Your objective: Search the material for the string "ylabel" and copy each line where it occurs.

-- BEGIN Material supplied --

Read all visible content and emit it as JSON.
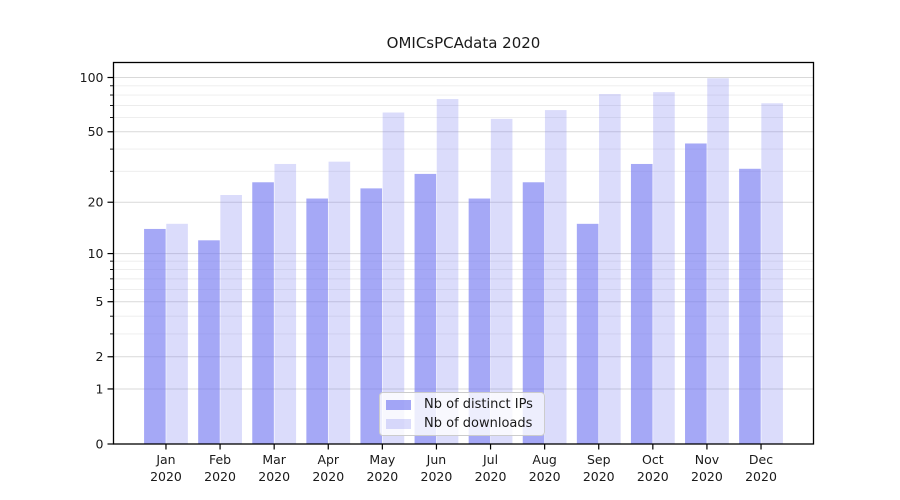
{
  "chart_data": {
    "type": "bar",
    "title": "OMICsPCAdata 2020",
    "categories": [
      "Jan",
      "Feb",
      "Mar",
      "Apr",
      "May",
      "Jun",
      "Jul",
      "Aug",
      "Sep",
      "Oct",
      "Nov",
      "Dec"
    ],
    "category_second_line": "2020",
    "series": [
      {
        "name": "Nb of distinct IPs",
        "color": "rgba(110,114,240,0.62)",
        "values": [
          14,
          12,
          26,
          21,
          24,
          29,
          21,
          26,
          15,
          33,
          43,
          31
        ]
      },
      {
        "name": "Nb of downloads",
        "color": "rgba(110,114,240,0.25)",
        "values": [
          15,
          22,
          33,
          34,
          64,
          76,
          59,
          66,
          81,
          83,
          99,
          72
        ]
      }
    ],
    "xlabel": "",
    "ylabel": "",
    "y_scale": "log1p",
    "y_ticks": [
      0,
      1,
      2,
      5,
      10,
      20,
      50,
      100
    ],
    "y_minor_ticks": [
      3,
      4,
      6,
      7,
      8,
      9,
      30,
      40,
      60,
      70,
      80,
      90
    ],
    "y_top_value": 121,
    "grid": "horizontal",
    "legend_position": "lower center",
    "colors": {
      "axis": "#000000",
      "tick_label": "#1a1a1a",
      "grid_major": "#d9d9d9",
      "grid_minor": "#ececec",
      "plot_background": "#ffffff"
    }
  }
}
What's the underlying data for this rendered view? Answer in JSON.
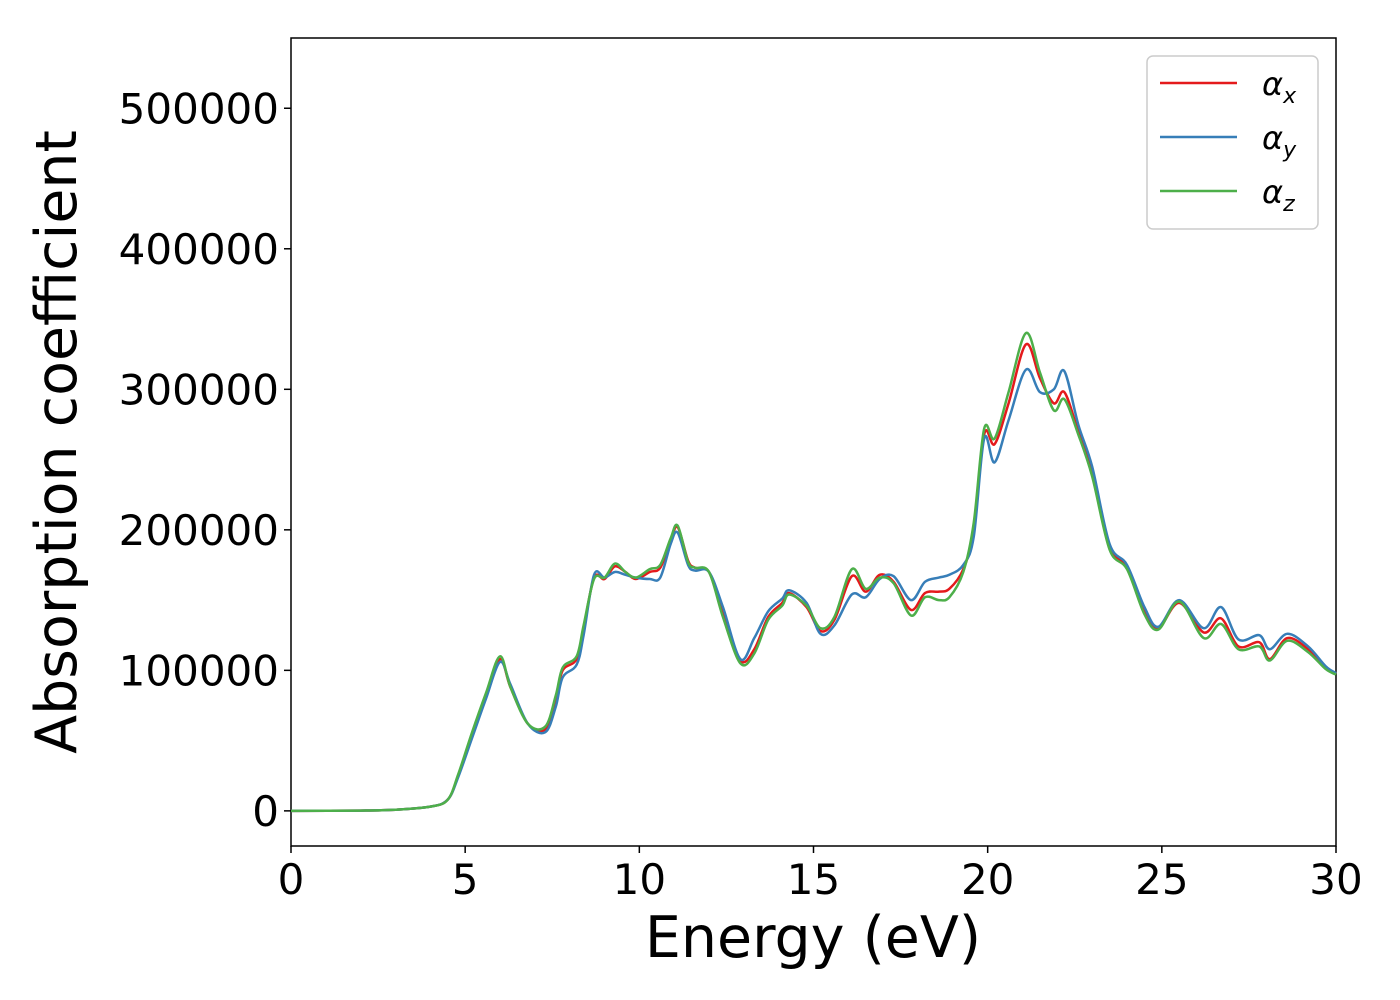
{
  "chart_data": {
    "type": "line",
    "title": "",
    "xlabel": "Energy (eV)",
    "ylabel": "Absorption coefficient",
    "xlim": [
      0,
      30
    ],
    "ylim": [
      -25000,
      550000
    ],
    "xticks": [
      0,
      5,
      10,
      15,
      20,
      25,
      30
    ],
    "xtick_labels": [
      "0",
      "5",
      "10",
      "15",
      "20",
      "25",
      "30"
    ],
    "yticks": [
      0,
      100000,
      200000,
      300000,
      400000,
      500000
    ],
    "ytick_labels": [
      "0",
      "100000",
      "200000",
      "300000",
      "400000",
      "500000"
    ],
    "grid": false,
    "legend_position": "top-right",
    "series": [
      {
        "name": "α_x",
        "label_main": "α",
        "label_sub": "x",
        "color": "#e41a1c",
        "points": [
          [
            0,
            0
          ],
          [
            2,
            200
          ],
          [
            3,
            800
          ],
          [
            4,
            3000
          ],
          [
            4.5,
            8000
          ],
          [
            4.8,
            25000
          ],
          [
            5.2,
            55000
          ],
          [
            5.6,
            82000
          ],
          [
            6,
            108000
          ],
          [
            6.3,
            88000
          ],
          [
            6.8,
            62000
          ],
          [
            7.3,
            58000
          ],
          [
            7.6,
            80000
          ],
          [
            7.8,
            100000
          ],
          [
            8.2,
            108000
          ],
          [
            8.4,
            130000
          ],
          [
            8.7,
            166000
          ],
          [
            9,
            165000
          ],
          [
            9.3,
            174000
          ],
          [
            9.6,
            170000
          ],
          [
            9.9,
            165000
          ],
          [
            10.3,
            170000
          ],
          [
            10.6,
            173000
          ],
          [
            10.9,
            192000
          ],
          [
            11.1,
            202000
          ],
          [
            11.4,
            178000
          ],
          [
            11.6,
            173000
          ],
          [
            12,
            170000
          ],
          [
            12.4,
            140000
          ],
          [
            12.9,
            107000
          ],
          [
            13.3,
            115000
          ],
          [
            13.7,
            138000
          ],
          [
            14.1,
            148000
          ],
          [
            14.3,
            155000
          ],
          [
            14.8,
            145000
          ],
          [
            15.2,
            128000
          ],
          [
            15.6,
            136000
          ],
          [
            16.1,
            167000
          ],
          [
            16.5,
            156000
          ],
          [
            16.9,
            168000
          ],
          [
            17.3,
            163000
          ],
          [
            17.8,
            143000
          ],
          [
            18.2,
            155000
          ],
          [
            18.6,
            156000
          ],
          [
            18.9,
            158000
          ],
          [
            19.3,
            172000
          ],
          [
            19.6,
            200000
          ],
          [
            19.9,
            268000
          ],
          [
            20.2,
            261000
          ],
          [
            20.6,
            290000
          ],
          [
            21.1,
            332000
          ],
          [
            21.5,
            308000
          ],
          [
            21.9,
            290000
          ],
          [
            22.2,
            298000
          ],
          [
            22.6,
            270000
          ],
          [
            23,
            240000
          ],
          [
            23.5,
            188000
          ],
          [
            24,
            173000
          ],
          [
            24.5,
            142000
          ],
          [
            24.9,
            130000
          ],
          [
            25.5,
            148000
          ],
          [
            26.2,
            127000
          ],
          [
            26.7,
            137000
          ],
          [
            27.2,
            117000
          ],
          [
            27.8,
            120000
          ],
          [
            28.1,
            108000
          ],
          [
            28.6,
            123000
          ],
          [
            29.2,
            115000
          ],
          [
            29.7,
            102000
          ],
          [
            30,
            98000
          ]
        ]
      },
      {
        "name": "α_y",
        "label_main": "α",
        "label_sub": "y",
        "color": "#377eb8",
        "points": [
          [
            0,
            0
          ],
          [
            2,
            200
          ],
          [
            3,
            800
          ],
          [
            4,
            3000
          ],
          [
            4.5,
            8000
          ],
          [
            4.8,
            24000
          ],
          [
            5.2,
            52000
          ],
          [
            5.6,
            80000
          ],
          [
            6,
            106000
          ],
          [
            6.3,
            90000
          ],
          [
            6.8,
            62000
          ],
          [
            7.3,
            56000
          ],
          [
            7.6,
            74000
          ],
          [
            7.8,
            95000
          ],
          [
            8.2,
            104000
          ],
          [
            8.4,
            125000
          ],
          [
            8.7,
            168000
          ],
          [
            9,
            166000
          ],
          [
            9.3,
            170000
          ],
          [
            9.6,
            168000
          ],
          [
            9.9,
            166000
          ],
          [
            10.3,
            165000
          ],
          [
            10.6,
            166000
          ],
          [
            10.9,
            190000
          ],
          [
            11.1,
            198000
          ],
          [
            11.4,
            175000
          ],
          [
            11.6,
            171000
          ],
          [
            12,
            170000
          ],
          [
            12.4,
            145000
          ],
          [
            12.9,
            108000
          ],
          [
            13.3,
            123000
          ],
          [
            13.7,
            142000
          ],
          [
            14.1,
            151000
          ],
          [
            14.3,
            157000
          ],
          [
            14.8,
            148000
          ],
          [
            15.2,
            126000
          ],
          [
            15.6,
            132000
          ],
          [
            16.1,
            154000
          ],
          [
            16.5,
            152000
          ],
          [
            16.9,
            165000
          ],
          [
            17.3,
            167000
          ],
          [
            17.8,
            150000
          ],
          [
            18.2,
            163000
          ],
          [
            18.6,
            166000
          ],
          [
            18.9,
            168000
          ],
          [
            19.3,
            175000
          ],
          [
            19.6,
            195000
          ],
          [
            19.9,
            265000
          ],
          [
            20.2,
            248000
          ],
          [
            20.6,
            278000
          ],
          [
            21.1,
            314000
          ],
          [
            21.5,
            298000
          ],
          [
            21.9,
            300000
          ],
          [
            22.2,
            313000
          ],
          [
            22.6,
            275000
          ],
          [
            23,
            245000
          ],
          [
            23.5,
            190000
          ],
          [
            24,
            175000
          ],
          [
            24.5,
            145000
          ],
          [
            24.9,
            131000
          ],
          [
            25.5,
            150000
          ],
          [
            26.2,
            130000
          ],
          [
            26.7,
            145000
          ],
          [
            27.2,
            122000
          ],
          [
            27.8,
            125000
          ],
          [
            28.1,
            115000
          ],
          [
            28.6,
            126000
          ],
          [
            29.2,
            117000
          ],
          [
            29.7,
            103000
          ],
          [
            30,
            98000
          ]
        ]
      },
      {
        "name": "α_z",
        "label_main": "α",
        "label_sub": "z",
        "color": "#4daf4a",
        "points": [
          [
            0,
            0
          ],
          [
            2,
            200
          ],
          [
            3,
            800
          ],
          [
            4,
            3000
          ],
          [
            4.5,
            8000
          ],
          [
            4.8,
            26000
          ],
          [
            5.2,
            56000
          ],
          [
            5.6,
            84000
          ],
          [
            6,
            110000
          ],
          [
            6.3,
            88000
          ],
          [
            6.8,
            62000
          ],
          [
            7.3,
            60000
          ],
          [
            7.6,
            82000
          ],
          [
            7.8,
            102000
          ],
          [
            8.2,
            110000
          ],
          [
            8.4,
            132000
          ],
          [
            8.7,
            165000
          ],
          [
            9,
            166000
          ],
          [
            9.3,
            176000
          ],
          [
            9.6,
            170000
          ],
          [
            9.9,
            166000
          ],
          [
            10.3,
            172000
          ],
          [
            10.6,
            175000
          ],
          [
            10.9,
            194000
          ],
          [
            11.1,
            203000
          ],
          [
            11.4,
            177000
          ],
          [
            11.6,
            173000
          ],
          [
            12,
            170000
          ],
          [
            12.4,
            138000
          ],
          [
            12.9,
            105000
          ],
          [
            13.3,
            112000
          ],
          [
            13.7,
            136000
          ],
          [
            14.1,
            146000
          ],
          [
            14.3,
            154000
          ],
          [
            14.8,
            146000
          ],
          [
            15.2,
            130000
          ],
          [
            15.6,
            138000
          ],
          [
            16.1,
            172000
          ],
          [
            16.5,
            158000
          ],
          [
            16.9,
            166000
          ],
          [
            17.3,
            162000
          ],
          [
            17.8,
            139000
          ],
          [
            18.2,
            152000
          ],
          [
            18.6,
            150000
          ],
          [
            18.9,
            152000
          ],
          [
            19.3,
            170000
          ],
          [
            19.6,
            205000
          ],
          [
            19.9,
            272000
          ],
          [
            20.2,
            265000
          ],
          [
            20.6,
            298000
          ],
          [
            21.1,
            340000
          ],
          [
            21.5,
            312000
          ],
          [
            21.9,
            285000
          ],
          [
            22.2,
            293000
          ],
          [
            22.6,
            268000
          ],
          [
            23,
            238000
          ],
          [
            23.5,
            186000
          ],
          [
            24,
            172000
          ],
          [
            24.5,
            140000
          ],
          [
            24.9,
            129000
          ],
          [
            25.5,
            149000
          ],
          [
            26.2,
            123000
          ],
          [
            26.7,
            133000
          ],
          [
            27.2,
            115000
          ],
          [
            27.8,
            117000
          ],
          [
            28.1,
            107000
          ],
          [
            28.6,
            121000
          ],
          [
            29.2,
            113000
          ],
          [
            29.7,
            101000
          ],
          [
            30,
            97000
          ]
        ]
      }
    ]
  }
}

-- END Material supplied --

Written reply:
    "ylabel": "",
    "ylabel": "Absorption coefficient",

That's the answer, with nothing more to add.